WHAT THE EXERCISE ASKS: Word for word, print each line of the listing below; pictures stay out.

Saved data entries:

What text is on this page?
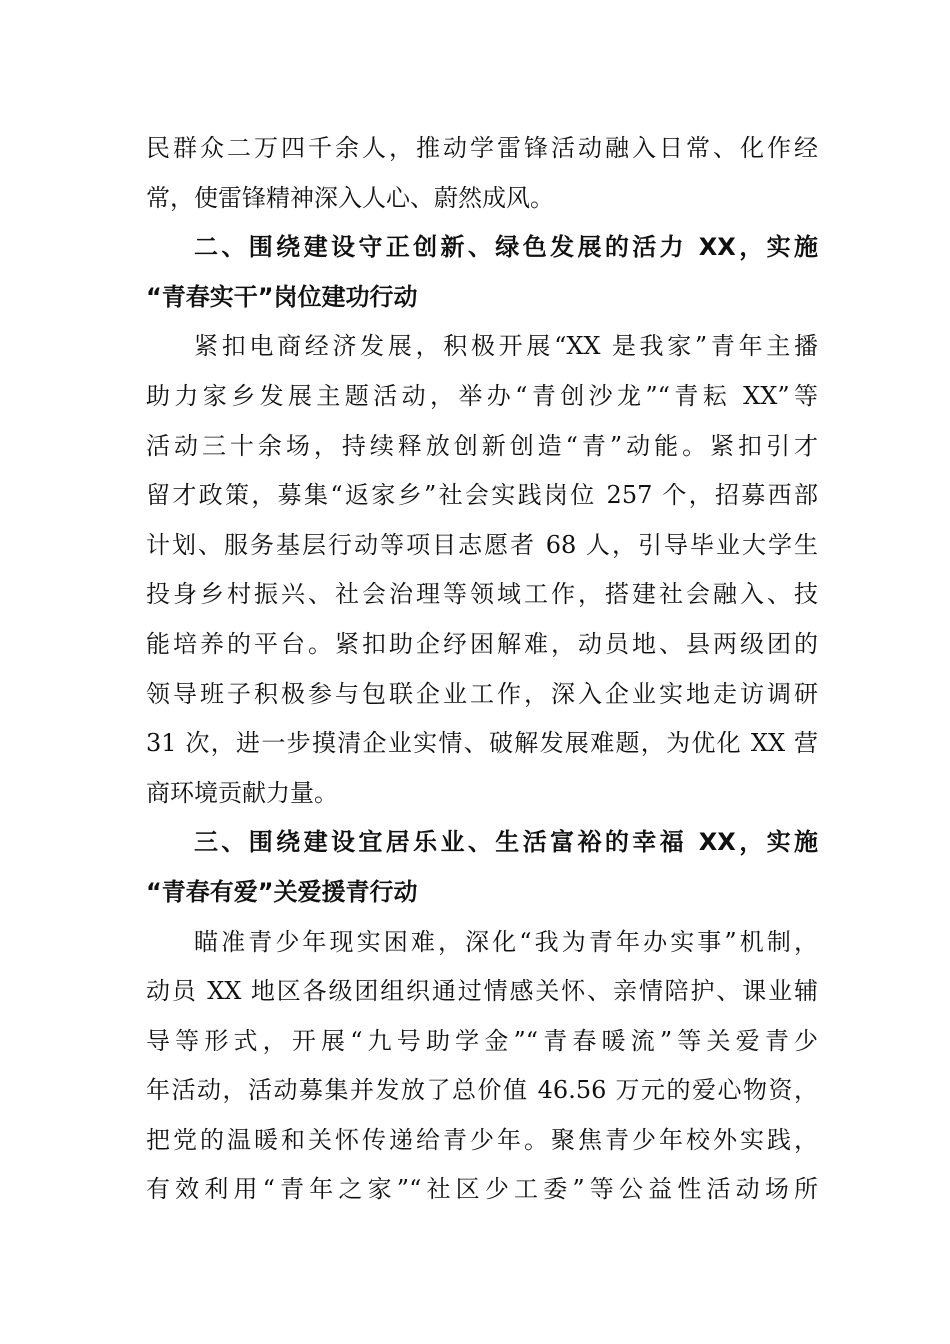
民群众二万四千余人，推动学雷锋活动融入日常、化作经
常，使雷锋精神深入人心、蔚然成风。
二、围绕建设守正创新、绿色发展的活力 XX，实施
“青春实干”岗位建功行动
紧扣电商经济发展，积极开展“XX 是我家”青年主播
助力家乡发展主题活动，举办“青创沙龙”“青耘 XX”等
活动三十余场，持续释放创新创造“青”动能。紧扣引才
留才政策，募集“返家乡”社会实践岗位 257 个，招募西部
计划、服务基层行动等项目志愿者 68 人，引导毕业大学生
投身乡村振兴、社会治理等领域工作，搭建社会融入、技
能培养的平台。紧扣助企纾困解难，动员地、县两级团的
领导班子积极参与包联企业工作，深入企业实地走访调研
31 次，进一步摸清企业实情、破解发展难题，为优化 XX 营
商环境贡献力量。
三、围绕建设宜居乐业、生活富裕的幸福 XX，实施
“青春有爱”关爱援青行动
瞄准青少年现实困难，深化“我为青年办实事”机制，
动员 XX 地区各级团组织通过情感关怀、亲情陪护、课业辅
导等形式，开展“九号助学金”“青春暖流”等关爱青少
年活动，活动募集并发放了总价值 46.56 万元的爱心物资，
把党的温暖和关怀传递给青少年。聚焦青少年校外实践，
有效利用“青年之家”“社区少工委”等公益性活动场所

ANSWER TO THE TASK:
What text is on this page?
民群众二万四千余人，推动学雷锋活动融入日常、化作经
常，使雷锋精神深入人心、蔚然成风。
二、围绕建设守正创新、绿色发展的活力 XX，实施
“青春实干”岗位建功行动
紧扣电商经济发展，积极开展“XX 是我家”青年主播
助力家乡发展主题活动，举办“青创沙龙”“青耘 XX”等
活动三十余场，持续释放创新创造“青”动能。紧扣引才
留才政策，募集“返家乡”社会实践岗位 257 个，招募西部
计划、服务基层行动等项目志愿者 68 人，引导毕业大学生
投身乡村振兴、社会治理等领域工作，搭建社会融入、技
能培养的平台。紧扣助企纾困解难，动员地、县两级团的
领导班子积极参与包联企业工作，深入企业实地走访调研
31 次，进一步摸清企业实情、破解发展难题，为优化 XX 营
商环境贡献力量。
三、围绕建设宜居乐业、生活富裕的幸福 XX，实施
“青春有爱”关爱援青行动
瞄准青少年现实困难，深化“我为青年办实事”机制，
动员 XX 地区各级团组织通过情感关怀、亲情陪护、课业辅
导等形式，开展“九号助学金”“青春暖流”等关爱青少
年活动，活动募集并发放了总价值 46.56 万元的爱心物资，
把党的温暖和关怀传递给青少年。聚焦青少年校外实践，
有效利用“青年之家”“社区少工委”等公益性活动场所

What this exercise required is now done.